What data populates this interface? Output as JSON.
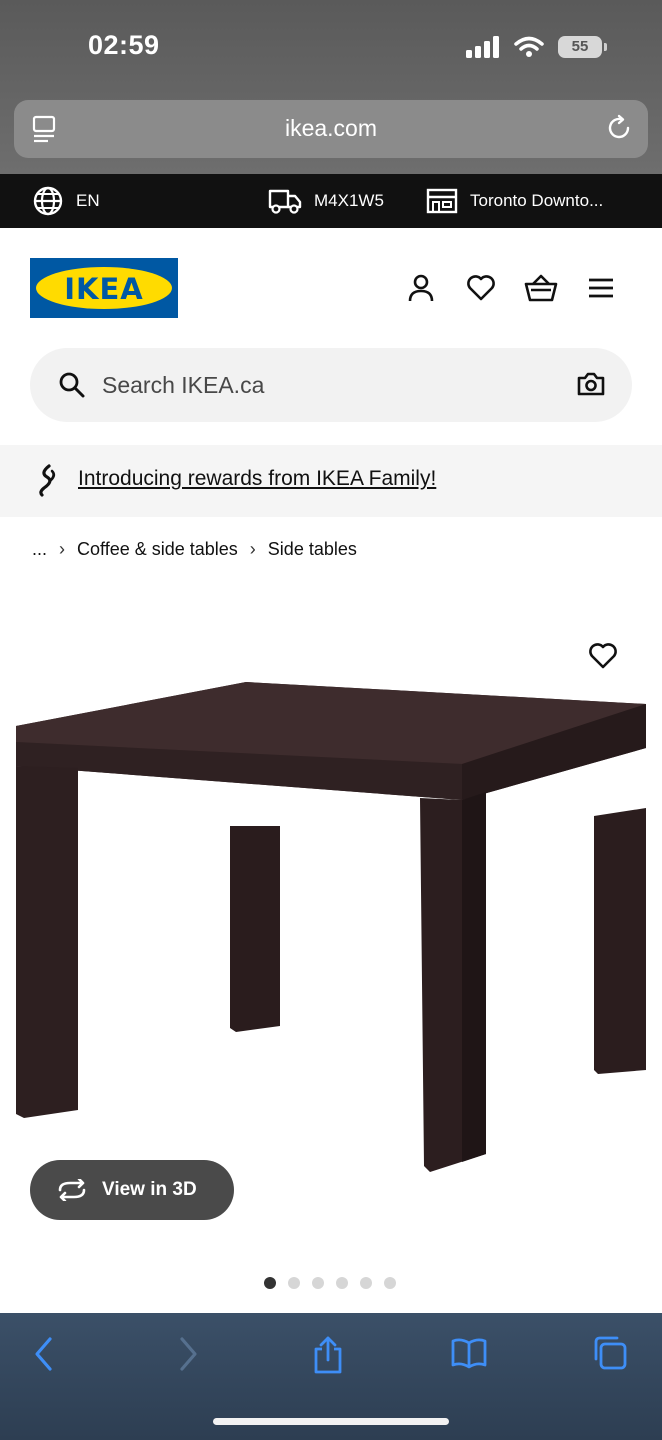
{
  "status_bar": {
    "time": "02:59",
    "battery": "55"
  },
  "browser": {
    "url": "ikea.com"
  },
  "info_strip": {
    "language": "EN",
    "postal_code": "M4X1W5",
    "store": "Toronto Downto..."
  },
  "header": {
    "logo_text": "IKEA"
  },
  "search": {
    "placeholder": "Search IKEA.ca"
  },
  "rewards": {
    "text": "Introducing rewards from IKEA Family!"
  },
  "breadcrumb": {
    "ellipsis": "...",
    "items": [
      "Coffee & side tables",
      "Side tables"
    ]
  },
  "product": {
    "view_3d_label": "View in 3D",
    "image_count": 6,
    "active_image": 1
  },
  "colors": {
    "ikea_blue": "#0058a3",
    "ikea_yellow": "#ffdb00",
    "table_color": "#2e2020"
  }
}
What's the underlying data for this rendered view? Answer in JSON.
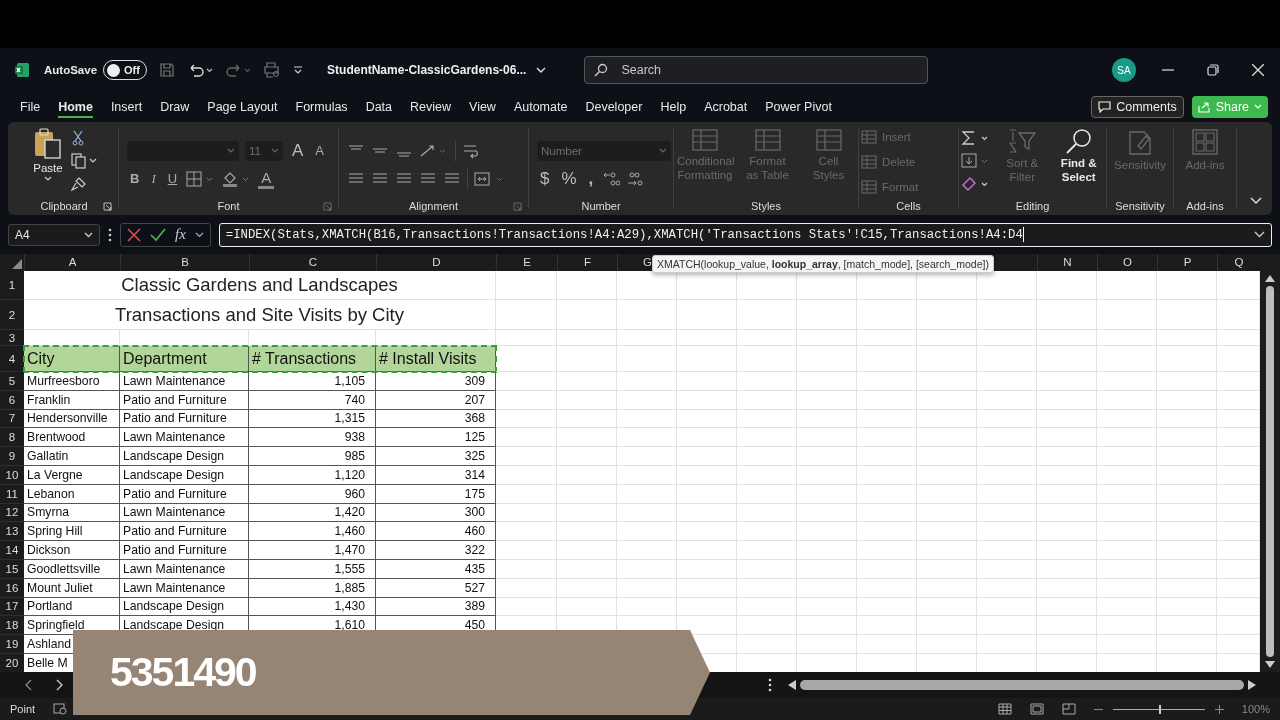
{
  "title_bar": {
    "autosave_label": "AutoSave",
    "autosave": {
      "on": false,
      "label": "Off"
    },
    "file_name": "StudentName-ClassicGardens-06...",
    "search": {
      "placeholder": "Search"
    },
    "avatar": "SA"
  },
  "menu": {
    "tabs": [
      {
        "label": "File",
        "selected": false
      },
      {
        "label": "Home",
        "selected": true
      },
      {
        "label": "Insert",
        "selected": false
      },
      {
        "label": "Draw",
        "selected": false
      },
      {
        "label": "Page Layout",
        "selected": false
      },
      {
        "label": "Formulas",
        "selected": false
      },
      {
        "label": "Data",
        "selected": false
      },
      {
        "label": "Review",
        "selected": false
      },
      {
        "label": "View",
        "selected": false
      },
      {
        "label": "Automate",
        "selected": false
      },
      {
        "label": "Developer",
        "selected": false
      },
      {
        "label": "Help",
        "selected": false
      },
      {
        "label": "Acrobat",
        "selected": false
      },
      {
        "label": "Power Pivot",
        "selected": false
      }
    ],
    "comments": "Comments",
    "share": "Share"
  },
  "ribbon": {
    "clipboard": {
      "label": "Clipboard",
      "paste": "Paste"
    },
    "font": {
      "label": "Font",
      "font_size": "11",
      "grow_font": "A",
      "shrink_font": "A",
      "bold": "B",
      "italic": "I",
      "underline": "U",
      "font_color": "A"
    },
    "alignment": {
      "label": "Alignment"
    },
    "number": {
      "label": "Number",
      "format": {
        "placeholder": "Number"
      },
      "currency": "$",
      "percent": "%",
      "comma": ","
    },
    "styles": {
      "label": "Styles",
      "buttons": [
        {
          "label": "Conditional Formatting",
          "disabled": true
        },
        {
          "label": "Format as Table",
          "disabled": true
        },
        {
          "label": "Cell Styles",
          "disabled": true
        }
      ]
    },
    "cells": {
      "label": "Cells",
      "buttons": [
        {
          "label": "Insert",
          "disabled": true
        },
        {
          "label": "Delete",
          "disabled": true
        },
        {
          "label": "Format",
          "disabled": true
        }
      ]
    },
    "editing": {
      "label": "Editing",
      "sort_filter": {
        "label": "Sort & Filter",
        "disabled": true
      },
      "find_select": {
        "label": "Find & Select",
        "disabled": false
      }
    },
    "sensitivity": {
      "label": "Sensitivity",
      "button": {
        "label": "Sensitivity",
        "disabled": true
      }
    },
    "add_ins": {
      "label": "Add-ins",
      "button": {
        "label": "Add-ins",
        "disabled": true
      }
    }
  },
  "formula_bar": {
    "name_box": "A4",
    "fx": "fx",
    "formula": "=INDEX(Stats,XMATCH(B16,Transactions!Transactions!A4:A29),XMATCH('Transactions Stats'!C15,Transactions!A4:D4"
  },
  "tooltip": "XMATCH(lookup_value, **lookup_array**, [match_mode], [search_mode])",
  "columns_left": [
    "A",
    "B",
    "C",
    "D",
    "E",
    "F",
    "G"
  ],
  "columns_right": [
    "N",
    "O",
    "P",
    "Q"
  ],
  "rows": [
    {
      "num": "1",
      "kind": "title",
      "text": "Classic Gardens and Landscapes"
    },
    {
      "num": "2",
      "kind": "subtitle",
      "text": "Transactions and Site Visits by City"
    },
    {
      "num": "3",
      "kind": "blank"
    },
    {
      "num": "4",
      "kind": "header",
      "cells": [
        "City",
        "Department",
        "# Transactions",
        "# Install Visits"
      ]
    },
    {
      "num": "5",
      "kind": "data",
      "cells": [
        "Murfreesboro",
        "Lawn Maintenance",
        "1,105",
        "309"
      ]
    },
    {
      "num": "6",
      "kind": "data",
      "cells": [
        "Franklin",
        "Patio and Furniture",
        "740",
        "207"
      ]
    },
    {
      "num": "7",
      "kind": "data",
      "cells": [
        "Hendersonville",
        "Patio and Furniture",
        "1,315",
        "368"
      ]
    },
    {
      "num": "8",
      "kind": "data",
      "cells": [
        "Brentwood",
        "Lawn Maintenance",
        "938",
        "125"
      ]
    },
    {
      "num": "9",
      "kind": "data",
      "cells": [
        "Gallatin",
        "Landscape Design",
        "985",
        "325"
      ]
    },
    {
      "num": "10",
      "kind": "data",
      "cells": [
        "La Vergne",
        "Landscape Design",
        "1,120",
        "314"
      ]
    },
    {
      "num": "11",
      "kind": "data",
      "cells": [
        "Lebanon",
        "Patio and Furniture",
        "960",
        "175"
      ]
    },
    {
      "num": "12",
      "kind": "data",
      "cells": [
        "Smyrna",
        "Lawn Maintenance",
        "1,420",
        "300"
      ]
    },
    {
      "num": "13",
      "kind": "data",
      "cells": [
        "Spring Hill",
        "Patio and Furniture",
        "1,460",
        "460"
      ]
    },
    {
      "num": "14",
      "kind": "data",
      "cells": [
        "Dickson",
        "Patio and Furniture",
        "1,470",
        "322"
      ]
    },
    {
      "num": "15",
      "kind": "data",
      "cells": [
        "Goodlettsville",
        "Lawn Maintenance",
        "1,555",
        "435"
      ]
    },
    {
      "num": "16",
      "kind": "data",
      "cells": [
        "Mount Juliet",
        "Lawn Maintenance",
        "1,885",
        "527"
      ]
    },
    {
      "num": "17",
      "kind": "data",
      "cells": [
        "Portland",
        "Landscape Design",
        "1,430",
        "389"
      ]
    },
    {
      "num": "18",
      "kind": "data",
      "cells": [
        "Springfield",
        "Landscape Design",
        "1,610",
        "450"
      ]
    },
    {
      "num": "19",
      "kind": "data",
      "cells": [
        "Ashland"
      ]
    },
    {
      "num": "20",
      "kind": "data",
      "cells": [
        "Belle M"
      ]
    }
  ],
  "status_bar": {
    "mode": "Point",
    "zoom": {
      "level": 0.5
    },
    "zoom_label": "100%"
  },
  "banner": "5351490"
}
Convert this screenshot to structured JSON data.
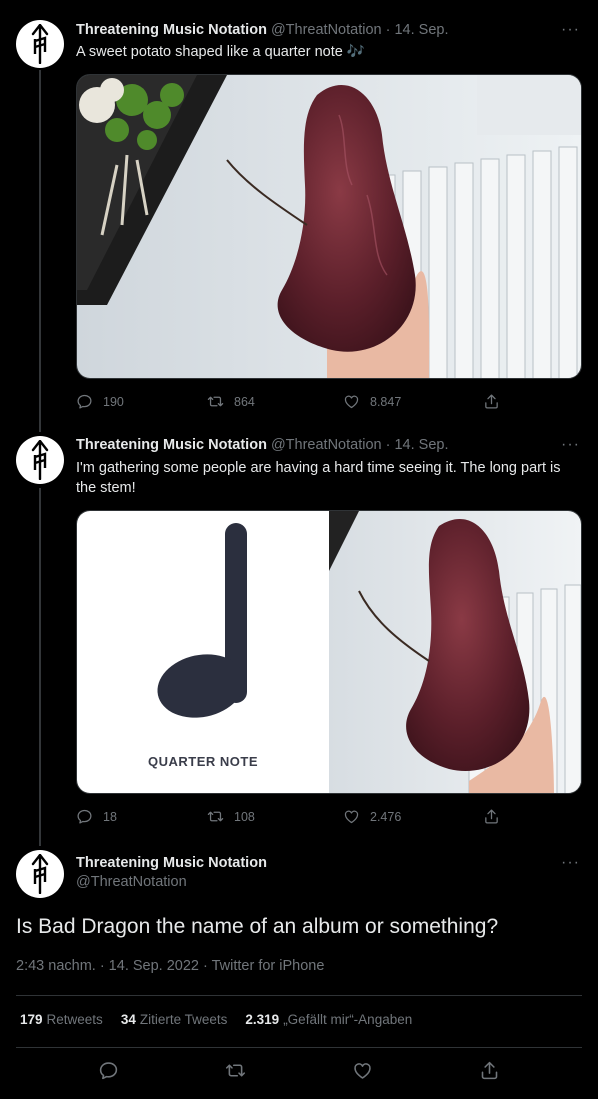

▸ Written instruction
Transcribe the full listing above exactly, with the images removed.

▸ Solution to this task
What data populates this interface? Output as JSON.
{
  "status_bar": {
    "time": "02:59",
    "battery": "55"
  },
  "browser": {
    "url": "ikea.com"
  },
  "info_strip": {
    "language": "EN",
    "postal_code": "M4X1W5",
    "store": "Toronto Downto..."
  },
  "header": {
    "logo_text": "IKEA"
  },
  "search": {
    "placeholder": "Search IKEA.ca"
  },
  "rewards": {
    "text": "Introducing rewards from IKEA Family!"
  },
  "breadcrumb": {
    "ellipsis": "...",
    "items": [
      "Coffee & side tables",
      "Side tables"
    ]
  },
  "product": {
    "view_3d_label": "View in 3D",
    "image_count": 6,
    "active_image": 1
  },
  "colors": {
    "ikea_blue": "#0058a3",
    "ikea_yellow": "#ffdb00",
    "table_color": "#2e2020"
  }
}
What's the underlying data for this rendered view? Answer in JSON.
{
  "title_bar": {
    "autosave_label": "AutoSave",
    "autosave": {
      "on": false,
      "label": "Off"
    },
    "file_name": "StudentName-ClassicGardens-06...",
    "search": {
      "placeholder": "Search"
    },
    "avatar": "SA"
  },
  "menu": {
    "tabs": [
      {
        "label": "File",
        "selected": false
      },
      {
        "label": "Home",
        "selected": true
      },
      {
        "label": "Insert",
        "selected": false
      },
      {
        "label": "Draw",
        "selected": false
      },
      {
        "label": "Page Layout",
        "selected": false
      },
      {
        "label": "Formulas",
        "selected": false
      },
      {
        "label": "Data",
        "selected": false
      },
      {
        "label": "Review",
        "selected": false
      },
      {
        "label": "View",
        "selected": false
      },
      {
        "label": "Automate",
        "selected": false
      },
      {
        "label": "Developer",
        "selected": false
      },
      {
        "label": "Help",
        "selected": false
      },
      {
        "label": "Acrobat",
        "selected": false
      },
      {
        "label": "Power Pivot",
        "selected": false
      }
    ],
    "comments": "Comments",
    "share": "Share"
  },
  "ribbon": {
    "clipboard": {
      "label": "Clipboard",
      "paste": "Paste"
    },
    "font": {
      "label": "Font",
      "font_size": "11",
      "grow_font": "A",
      "shrink_font": "A",
      "bold": "B",
      "italic": "I",
      "underline": "U",
      "font_color": "A"
    },
    "alignment": {
      "label": "Alignment"
    },
    "number": {
      "label": "Number",
      "format": {
        "placeholder": "Number"
      },
      "currency": "$",
      "percent": "%",
      "comma": ","
    },
    "styles": {
      "label": "Styles",
      "buttons": [
        {
          "label": "Conditional Formatting",
          "disabled": true
        },
        {
          "label": "Format as Table",
          "disabled": true
        },
        {
          "label": "Cell Styles",
          "disabled": true
        }
      ]
    },
    "cells": {
      "label": "Cells",
      "buttons": [
        {
          "label": "Insert",
          "disabled": true
        },
        {
          "label": "Delete",
          "disabled": true
        },
        {
          "label": "Format",
          "disabled": true
        }
      ]
    },
    "editing": {
      "label": "Editing",
      "sort_filter": {
        "label": "Sort & Filter",
        "disabled": true
      },
      "find_select": {
        "label": "Find & Select",
        "disabled": false
      }
    },
    "sensitivity": {
      "label": "Sensitivity",
      "button": {
        "label": "Sensitivity",
        "disabled": true
      }
    },
    "add_ins": {
      "label": "Add-ins",
      "button": {
        "label": "Add-ins",
        "disabled": true
      }
    }
  },
  "formula_bar": {
    "name_box": "A4",
    "fx": "fx",
    "formula": "=INDEX(Stats,XMATCH(B16,Transactions!Transactions!A4:A29),XMATCH('Transactions Stats'!C15,Transactions!A4:D4"
  },
  "tooltip": "XMATCH(lookup_value, **lookup_array**, [match_mode], [search_mode])",
  "columns_left": [
    "A",
    "B",
    "C",
    "D",
    "E",
    "F",
    "G"
  ],
  "columns_right": [
    "N",
    "O",
    "P",
    "Q"
  ],
  "rows": [
    {
      "num": "1",
      "kind": "title",
      "text": "Classic Gardens and Landscapes"
    },
    {
      "num": "2",
      "kind": "subtitle",
      "text": "Transactions and Site Visits by City"
    },
    {
      "num": "3",
      "kind": "blank"
    },
    {
      "num": "4",
      "kind": "header",
      "cells": [
        "City",
        "Department",
        "# Transactions",
        "# Install Visits"
      ]
    },
    {
      "num": "5",
      "kind": "data",
      "cells": [
        "Murfreesboro",
        "Lawn Maintenance",
        "1,105",
        "309"
      ]
    },
    {
      "num": "6",
      "kind": "data",
      "cells": [
        "Franklin",
        "Patio and Furniture",
        "740",
        "207"
      ]
    },
    {
      "num": "7",
      "kind": "data",
      "cells": [
        "Hendersonville",
        "Patio and Furniture",
        "1,315",
        "368"
      ]
    },
    {
      "num": "8",
      "kind": "data",
      "cells": [
        "Brentwood",
        "Lawn Maintenance",
        "938",
        "125"
      ]
    },
    {
      "num": "9",
      "kind": "data",
      "cells": [
        "Gallatin",
        "Landscape Design",
        "985",
        "325"
      ]
    },
    {
      "num": "10",
      "kind": "data",
      "cells": [
        "La Vergne",
        "Landscape Design",
        "1,120",
        "314"
      ]
    },
    {
      "num": "11",
      "kind": "data",
      "cells": [
        "Lebanon",
        "Patio and Furniture",
        "960",
        "175"
      ]
    },
    {
      "num": "12",
      "kind": "data",
      "cells": [
        "Smyrna",
        "Lawn Maintenance",
        "1,420",
        "300"
      ]
    },
    {
      "num": "13",
      "kind": "data",
      "cells": [
        "Spring Hill",
        "Patio and Furniture",
        "1,460",
        "460"
      ]
    },
    {
      "num": "14",
      "kind": "data",
      "cells": [
        "Dickson",
        "Patio and Furniture",
        "1,470",
        "322"
      ]
    },
    {
      "num": "15",
      "kind": "data",
      "cells": [
        "Goodlettsville",
        "Lawn Maintenance",
        "1,555",
        "435"
      ]
    },
    {
      "num": "16",
      "kind": "data",
      "cells": [
        "Mount Juliet",
        "Lawn Maintenance",
        "1,885",
        "527"
      ]
    },
    {
      "num": "17",
      "kind": "data",
      "cells": [
        "Portland",
        "Landscape Design",
        "1,430",
        "389"
      ]
    },
    {
      "num": "18",
      "kind": "data",
      "cells": [
        "Springfield",
        "Landscape Design",
        "1,610",
        "450"
      ]
    },
    {
      "num": "19",
      "kind": "data",
      "cells": [
        "Ashland"
      ]
    },
    {
      "num": "20",
      "kind": "data",
      "cells": [
        "Belle M"
      ]
    }
  ],
  "status_bar": {
    "mode": "Point",
    "zoom": {
      "level": 0.5
    },
    "zoom_label": "100%"
  },
  "banner": "5351490"
}
Convert this screenshot to structured JSON data.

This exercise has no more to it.